↓↓↓
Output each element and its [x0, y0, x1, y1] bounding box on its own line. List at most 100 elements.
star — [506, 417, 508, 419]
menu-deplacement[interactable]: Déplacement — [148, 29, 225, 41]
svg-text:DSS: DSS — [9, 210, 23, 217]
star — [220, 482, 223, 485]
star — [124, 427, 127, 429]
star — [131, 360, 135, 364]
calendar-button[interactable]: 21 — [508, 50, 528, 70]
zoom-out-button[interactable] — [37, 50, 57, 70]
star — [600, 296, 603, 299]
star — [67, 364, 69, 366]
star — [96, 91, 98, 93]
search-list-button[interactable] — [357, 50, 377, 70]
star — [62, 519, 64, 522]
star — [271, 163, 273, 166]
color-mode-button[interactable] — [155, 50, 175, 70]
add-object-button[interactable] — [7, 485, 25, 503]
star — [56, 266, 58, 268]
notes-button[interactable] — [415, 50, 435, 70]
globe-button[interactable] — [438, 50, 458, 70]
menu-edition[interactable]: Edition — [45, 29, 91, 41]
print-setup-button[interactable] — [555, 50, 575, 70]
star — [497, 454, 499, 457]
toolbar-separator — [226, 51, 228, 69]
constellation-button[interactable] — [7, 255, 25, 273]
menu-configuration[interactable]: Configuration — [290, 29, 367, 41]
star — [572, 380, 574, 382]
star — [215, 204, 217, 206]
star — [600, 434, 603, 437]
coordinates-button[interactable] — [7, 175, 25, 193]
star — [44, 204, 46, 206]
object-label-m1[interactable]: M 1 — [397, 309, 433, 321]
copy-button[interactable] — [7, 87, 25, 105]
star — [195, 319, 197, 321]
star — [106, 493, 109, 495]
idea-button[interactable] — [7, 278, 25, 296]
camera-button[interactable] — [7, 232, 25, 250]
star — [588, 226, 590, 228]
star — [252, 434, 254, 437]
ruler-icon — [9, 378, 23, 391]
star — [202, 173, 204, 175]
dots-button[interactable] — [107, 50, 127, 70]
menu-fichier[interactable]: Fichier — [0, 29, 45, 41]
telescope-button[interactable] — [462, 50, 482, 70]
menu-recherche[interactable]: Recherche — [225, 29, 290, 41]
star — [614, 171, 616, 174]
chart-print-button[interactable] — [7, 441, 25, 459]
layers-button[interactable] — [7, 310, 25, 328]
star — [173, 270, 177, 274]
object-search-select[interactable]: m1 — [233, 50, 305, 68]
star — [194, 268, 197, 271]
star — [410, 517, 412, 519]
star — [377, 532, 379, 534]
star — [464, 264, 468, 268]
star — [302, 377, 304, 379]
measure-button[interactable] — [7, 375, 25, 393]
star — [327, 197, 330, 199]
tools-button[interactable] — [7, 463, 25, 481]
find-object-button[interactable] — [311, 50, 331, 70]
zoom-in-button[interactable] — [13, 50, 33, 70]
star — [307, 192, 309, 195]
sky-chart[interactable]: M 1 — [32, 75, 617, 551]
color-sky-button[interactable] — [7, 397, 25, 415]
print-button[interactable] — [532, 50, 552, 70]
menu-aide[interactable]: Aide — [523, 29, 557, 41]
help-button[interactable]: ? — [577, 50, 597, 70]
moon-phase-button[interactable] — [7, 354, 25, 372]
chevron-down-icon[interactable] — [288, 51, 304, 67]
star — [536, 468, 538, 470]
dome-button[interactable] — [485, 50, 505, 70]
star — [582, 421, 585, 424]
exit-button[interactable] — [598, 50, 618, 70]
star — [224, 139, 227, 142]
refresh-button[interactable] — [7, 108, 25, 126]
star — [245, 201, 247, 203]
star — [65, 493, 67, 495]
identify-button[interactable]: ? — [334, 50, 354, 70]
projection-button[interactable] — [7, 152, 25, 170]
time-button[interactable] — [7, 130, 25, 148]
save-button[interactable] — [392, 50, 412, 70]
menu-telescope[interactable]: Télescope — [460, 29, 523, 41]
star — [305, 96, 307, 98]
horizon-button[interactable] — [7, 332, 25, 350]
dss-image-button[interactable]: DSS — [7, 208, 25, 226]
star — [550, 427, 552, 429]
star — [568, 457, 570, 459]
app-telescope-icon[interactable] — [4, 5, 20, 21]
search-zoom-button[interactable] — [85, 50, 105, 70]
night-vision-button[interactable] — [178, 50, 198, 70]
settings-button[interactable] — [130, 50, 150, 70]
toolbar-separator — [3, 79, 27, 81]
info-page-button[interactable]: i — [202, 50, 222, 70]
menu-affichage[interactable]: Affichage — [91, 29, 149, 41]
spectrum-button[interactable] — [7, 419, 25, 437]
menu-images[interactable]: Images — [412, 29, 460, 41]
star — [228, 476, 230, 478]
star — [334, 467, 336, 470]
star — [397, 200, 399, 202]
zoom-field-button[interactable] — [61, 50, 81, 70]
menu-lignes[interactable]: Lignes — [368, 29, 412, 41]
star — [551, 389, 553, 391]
↑↑↑
THE EXERCISE ▸ Turn every line of the listing above into a numbered list, leaving out any blank lines.

TASK ANSWER ▸
1. Output each element and its [x0, y0, x1, y1] bounding box on its own line. List at most 100 elements.
2. star — [506, 417, 508, 419]
3. menu-deplacement[interactable]: Déplacement — [148, 29, 225, 41]
4. svg-text:DSS: DSS — [9, 210, 23, 217]
5. star — [220, 482, 223, 485]
6. star — [124, 427, 127, 429]
7. star — [131, 360, 135, 364]
8. calendar-button[interactable]: 21 — [508, 50, 528, 70]
9. zoom-out-button[interactable] — [37, 50, 57, 70]
10. star — [600, 296, 603, 299]
11. star — [67, 364, 69, 366]
12. star — [96, 91, 98, 93]
13. search-list-button[interactable] — [357, 50, 377, 70]
14. star — [62, 519, 64, 522]
15. star — [271, 163, 273, 166]
16. color-mode-button[interactable] — [155, 50, 175, 70]
17. add-object-button[interactable] — [7, 485, 25, 503]
18. star — [56, 266, 58, 268]
19. notes-button[interactable] — [415, 50, 435, 70]
20. globe-button[interactable] — [438, 50, 458, 70]
21. menu-edition[interactable]: Edition — [45, 29, 91, 41]
22. print-setup-button[interactable] — [555, 50, 575, 70]
23. star — [497, 454, 499, 457]
24. toolbar-separator — [226, 51, 228, 69]
25. constellation-button[interactable] — [7, 255, 25, 273]
26. menu-configuration[interactable]: Configuration — [290, 29, 367, 41]
27. star — [572, 380, 574, 382]
28. star — [215, 204, 217, 206]
29. star — [600, 434, 603, 437]
30. coordinates-button[interactable] — [7, 175, 25, 193]
31. star — [44, 204, 46, 206]
32. object-label-m1[interactable]: M 1 — [397, 309, 433, 321]
33. copy-button[interactable] — [7, 87, 25, 105]
34. star — [195, 319, 197, 321]
35. star — [106, 493, 109, 495]
36. idea-button[interactable] — [7, 278, 25, 296]
37. camera-button[interactable] — [7, 232, 25, 250]
38. star — [588, 226, 590, 228]
39. star — [252, 434, 254, 437]
40. ruler-icon — [9, 378, 23, 391]
41. star — [202, 173, 204, 175]
42. dots-button[interactable] — [107, 50, 127, 70]
43. menu-fichier[interactable]: Fichier — [0, 29, 45, 41]
44. telescope-button[interactable] — [462, 50, 482, 70]
45. menu-recherche[interactable]: Recherche — [225, 29, 290, 41]
46. star — [614, 171, 616, 174]
47. chart-print-button[interactable] — [7, 441, 25, 459]
48. layers-button[interactable] — [7, 310, 25, 328]
49. star — [173, 270, 177, 274]
50. object-search-select[interactable]: m1 — [233, 50, 305, 68]
51. star — [194, 268, 197, 271]
52. star — [410, 517, 412, 519]
53. star — [377, 532, 379, 534]
54. star — [464, 264, 468, 268]
55. star — [302, 377, 304, 379]
56. measure-button[interactable] — [7, 375, 25, 393]
57. star — [327, 197, 330, 199]
58. tools-button[interactable] — [7, 463, 25, 481]
59. find-object-button[interactable] — [311, 50, 331, 70]
60. zoom-in-button[interactable] — [13, 50, 33, 70]
61. star — [307, 192, 309, 195]
62. sky-chart[interactable]: M 1 — [32, 75, 617, 551]
63. color-sky-button[interactable] — [7, 397, 25, 415]
64. print-button[interactable] — [532, 50, 552, 70]
65. menu-aide[interactable]: Aide — [523, 29, 557, 41]
66. help-button[interactable]: ? — [577, 50, 597, 70]
67. moon-phase-button[interactable] — [7, 354, 25, 372]
68. chevron-down-icon[interactable] — [288, 51, 304, 67]
69. star — [536, 468, 538, 470]
70. dome-button[interactable] — [485, 50, 505, 70]
71. star — [582, 421, 585, 424]
72. exit-button[interactable] — [598, 50, 618, 70]
73. star — [224, 139, 227, 142]
74. refresh-button[interactable] — [7, 108, 25, 126]
75. star — [245, 201, 247, 203]
76. star — [65, 493, 67, 495]
77. identify-button[interactable]: ? — [334, 50, 354, 70]
78. projection-button[interactable] — [7, 152, 25, 170]
79. time-button[interactable] — [7, 130, 25, 148]
80. save-button[interactable] — [392, 50, 412, 70]
81. menu-telescope[interactable]: Télescope — [460, 29, 523, 41]
82. star — [305, 96, 307, 98]
83. horizon-button[interactable] — [7, 332, 25, 350]
84. dss-image-button[interactable]: DSS — [7, 208, 25, 226]
85. star — [550, 427, 552, 429]
86. star — [568, 457, 570, 459]
87. app-telescope-icon[interactable] — [4, 5, 20, 21]
88. search-zoom-button[interactable] — [85, 50, 105, 70]
89. night-vision-button[interactable] — [178, 50, 198, 70]
90. settings-button[interactable] — [130, 50, 150, 70]
91. toolbar-separator — [3, 79, 27, 81]
92. info-page-button[interactable]: i — [202, 50, 222, 70]
93. menu-affichage[interactable]: Affichage — [91, 29, 149, 41]
94. spectrum-button[interactable] — [7, 419, 25, 437]
95. menu-images[interactable]: Images — [412, 29, 460, 41]
96. star — [228, 476, 230, 478]
97. star — [334, 467, 336, 470]
98. star — [397, 200, 399, 202]
99. zoom-field-button[interactable] — [61, 50, 81, 70]
100. menu-lignes[interactable]: Lignes — [368, 29, 412, 41]
101. star — [551, 389, 553, 391]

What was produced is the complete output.